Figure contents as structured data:
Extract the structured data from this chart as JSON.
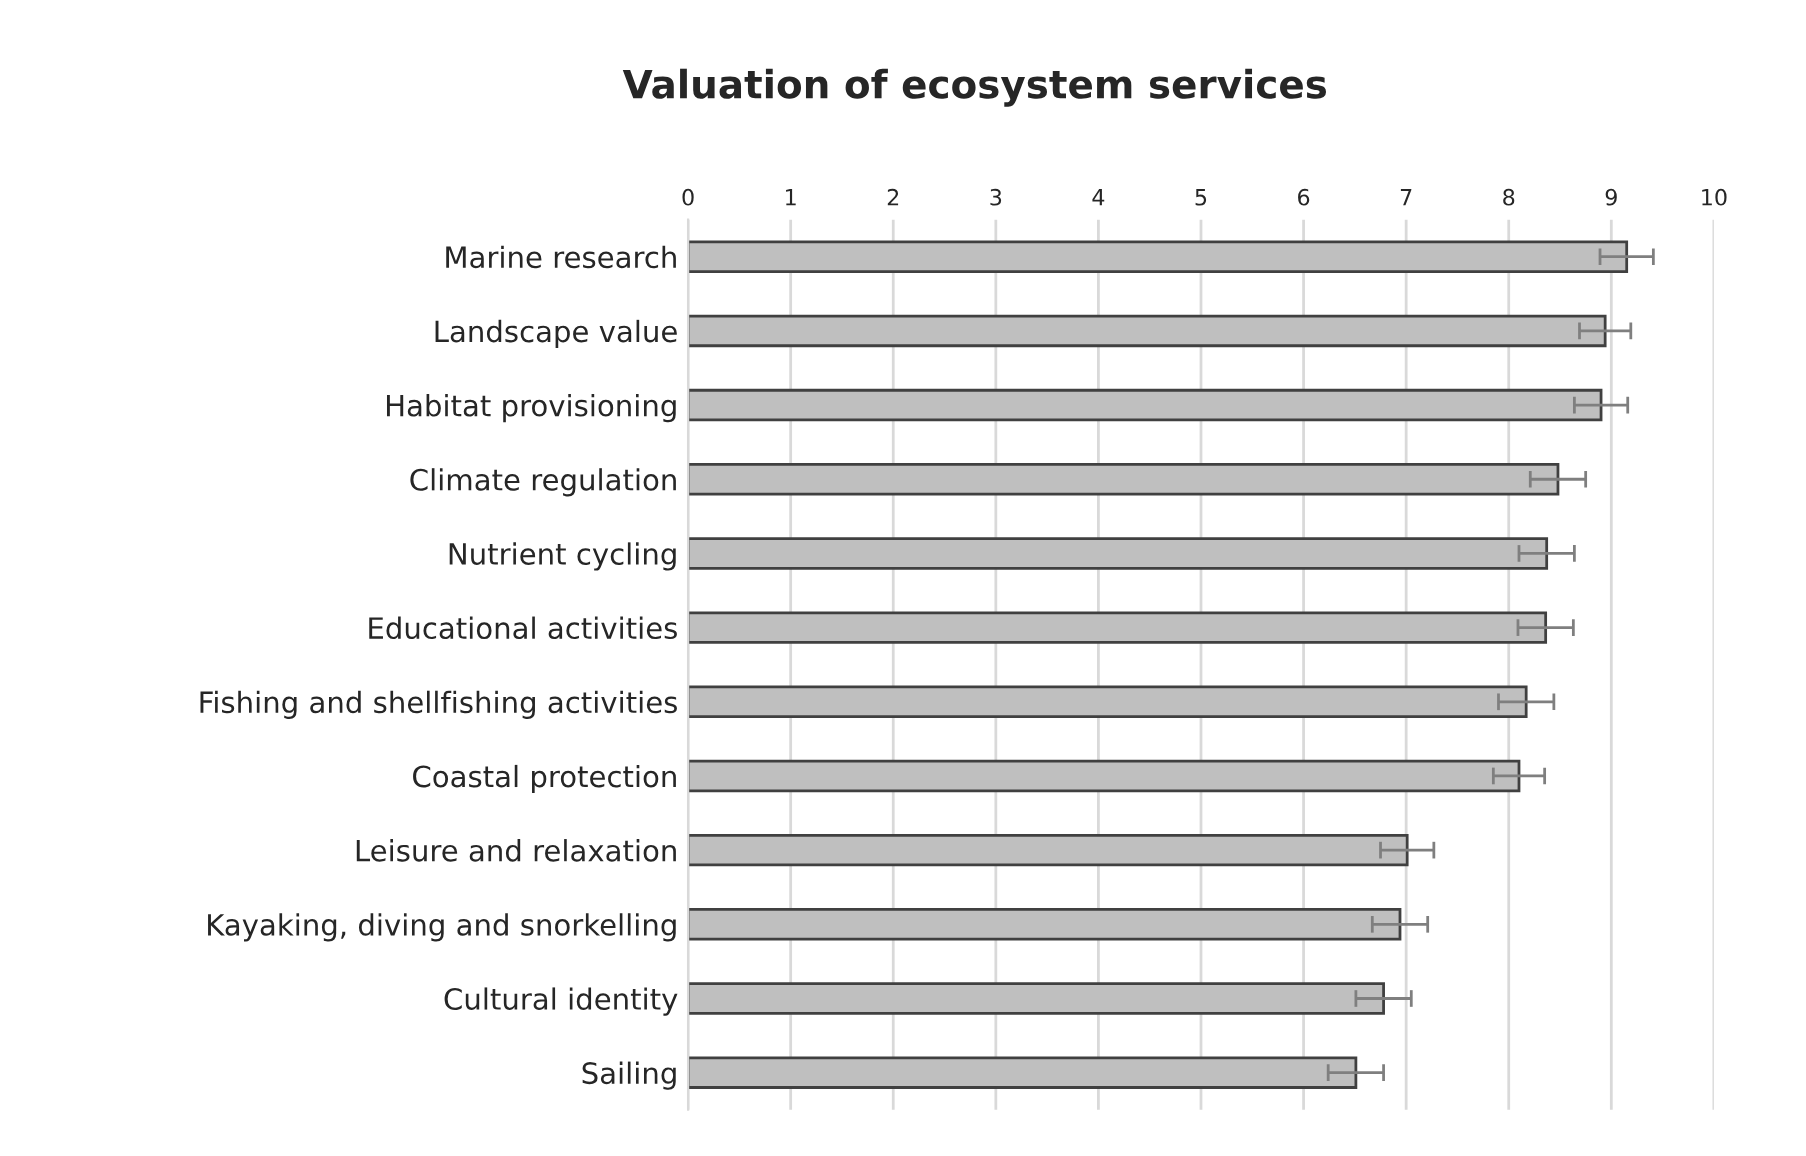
{
  "chart_data": {
    "type": "bar",
    "orientation": "horizontal",
    "title": "Valuation of ecosystem services",
    "categories": [
      "Marine research",
      "Landscape value",
      "Habitat provisioning",
      "Climate regulation",
      "Nutrient cycling",
      "Educational activities",
      "Fishing and shellfishing activities",
      "Coastal protection",
      "Leisure and relaxation",
      "Kayaking, diving and snorkelling",
      "Cultural identity",
      "Sailing"
    ],
    "values": [
      9.15,
      8.94,
      8.9,
      8.48,
      8.37,
      8.36,
      8.17,
      8.1,
      7.01,
      6.94,
      6.78,
      6.51
    ],
    "errors": [
      0.26,
      0.25,
      0.26,
      0.27,
      0.27,
      0.27,
      0.27,
      0.25,
      0.26,
      0.27,
      0.27,
      0.27
    ],
    "color": "#bfbfbf",
    "xlim": [
      0,
      10
    ],
    "xticks": [
      0,
      1,
      2,
      3,
      4,
      5,
      6,
      7,
      8,
      9,
      10
    ],
    "grid": "x"
  }
}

» Given request
Using the records above, copy each line that contains "activities".

» The answer
      "Educational activities",
      "Fishing and shellfishing activities",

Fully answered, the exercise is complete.